TASK PROMPT: Return the material word for word. Do not include pictures.

— START LISTING —

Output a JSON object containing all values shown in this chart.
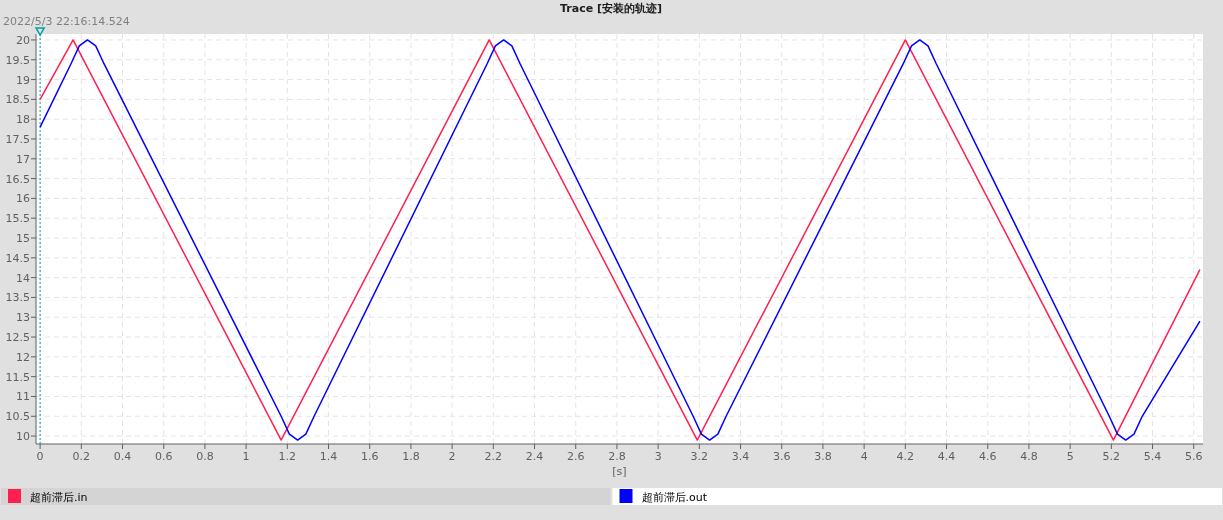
{
  "chart_data": {
    "type": "line",
    "title": "Trace [安装的轨迹]",
    "xlabel": "[s]",
    "annotations": [
      "2022/5/3 22:16:14.524"
    ],
    "xlim": [
      -0.02,
      5.645
    ],
    "ylim": [
      9.8,
      20.15
    ],
    "xticks": [
      0,
      0.2,
      0.4,
      0.6,
      0.8,
      1,
      1.2,
      1.4,
      1.6,
      1.8,
      2,
      2.2,
      2.4,
      2.6,
      2.8,
      3,
      3.2,
      3.4,
      3.6,
      3.8,
      4,
      4.2,
      4.4,
      4.6,
      4.8,
      5,
      5.2,
      5.4,
      5.6
    ],
    "yticks": [
      10,
      10.5,
      11,
      11.5,
      12,
      12.5,
      13,
      13.5,
      14,
      14.5,
      15,
      15.5,
      16,
      16.5,
      17,
      17.5,
      18,
      18.5,
      19,
      19.5,
      20
    ],
    "grid": true,
    "legend": "bottom",
    "line_style": "solid",
    "marker": "none",
    "ref_lines": [
      {
        "axis": "x",
        "value": 0,
        "color": "#00a0a0",
        "line_style": "dotted"
      }
    ],
    "series": [
      {
        "name": "超前滞后.in",
        "color": "#ff2050",
        "x": [
          0,
          0.16,
          1.17,
          2.18,
          3.19,
          4.2,
          5.21,
          5.63
        ],
        "values": [
          18.5,
          20,
          9.9,
          20,
          9.9,
          20,
          9.9,
          14.2
        ]
      },
      {
        "name": "超前滞后.out",
        "color": "#0000ff",
        "x": [
          0,
          0.15,
          0.19,
          0.23,
          0.27,
          0.31,
          1.17,
          1.21,
          1.25,
          1.29,
          1.33,
          2.17,
          2.21,
          2.25,
          2.29,
          2.33,
          3.17,
          3.21,
          3.25,
          3.29,
          3.33,
          4.19,
          4.23,
          4.27,
          4.31,
          4.35,
          5.19,
          5.23,
          5.27,
          5.31,
          5.35,
          5.63
        ],
        "values": [
          17.8,
          19.4,
          19.85,
          20,
          19.85,
          19.4,
          10.5,
          10.05,
          9.9,
          10.05,
          10.5,
          19.4,
          19.85,
          20,
          19.85,
          19.4,
          10.5,
          10.05,
          9.9,
          10.05,
          10.5,
          19.4,
          19.85,
          20,
          19.85,
          19.4,
          10.5,
          10.05,
          9.9,
          10.05,
          10.5,
          12.9
        ]
      }
    ]
  }
}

— END LISTING —

WORKED SOLUTION:
Output a JSON object containing all values shown in this chart.
{
  "chart_data": {
    "type": "line",
    "title": "Trace [安装的轨迹]",
    "xlabel": "[s]",
    "annotations": [
      "2022/5/3 22:16:14.524"
    ],
    "xlim": [
      -0.02,
      5.645
    ],
    "ylim": [
      9.8,
      20.15
    ],
    "xticks": [
      0,
      0.2,
      0.4,
      0.6,
      0.8,
      1,
      1.2,
      1.4,
      1.6,
      1.8,
      2,
      2.2,
      2.4,
      2.6,
      2.8,
      3,
      3.2,
      3.4,
      3.6,
      3.8,
      4,
      4.2,
      4.4,
      4.6,
      4.8,
      5,
      5.2,
      5.4,
      5.6
    ],
    "yticks": [
      10,
      10.5,
      11,
      11.5,
      12,
      12.5,
      13,
      13.5,
      14,
      14.5,
      15,
      15.5,
      16,
      16.5,
      17,
      17.5,
      18,
      18.5,
      19,
      19.5,
      20
    ],
    "grid": true,
    "legend": "bottom",
    "line_style": "solid",
    "marker": "none",
    "ref_lines": [
      {
        "axis": "x",
        "value": 0,
        "color": "#00a0a0",
        "line_style": "dotted"
      }
    ],
    "series": [
      {
        "name": "超前滞后.in",
        "color": "#ff2050",
        "x": [
          0,
          0.16,
          1.17,
          2.18,
          3.19,
          4.2,
          5.21,
          5.63
        ],
        "values": [
          18.5,
          20,
          9.9,
          20,
          9.9,
          20,
          9.9,
          14.2
        ]
      },
      {
        "name": "超前滞后.out",
        "color": "#0000ff",
        "x": [
          0,
          0.15,
          0.19,
          0.23,
          0.27,
          0.31,
          1.17,
          1.21,
          1.25,
          1.29,
          1.33,
          2.17,
          2.21,
          2.25,
          2.29,
          2.33,
          3.17,
          3.21,
          3.25,
          3.29,
          3.33,
          4.19,
          4.23,
          4.27,
          4.31,
          4.35,
          5.19,
          5.23,
          5.27,
          5.31,
          5.35,
          5.63
        ],
        "values": [
          17.8,
          19.4,
          19.85,
          20,
          19.85,
          19.4,
          10.5,
          10.05,
          9.9,
          10.05,
          10.5,
          19.4,
          19.85,
          20,
          19.85,
          19.4,
          10.5,
          10.05,
          9.9,
          10.05,
          10.5,
          19.4,
          19.85,
          20,
          19.85,
          19.4,
          10.5,
          10.05,
          9.9,
          10.05,
          10.5,
          12.9
        ]
      }
    ]
  }
}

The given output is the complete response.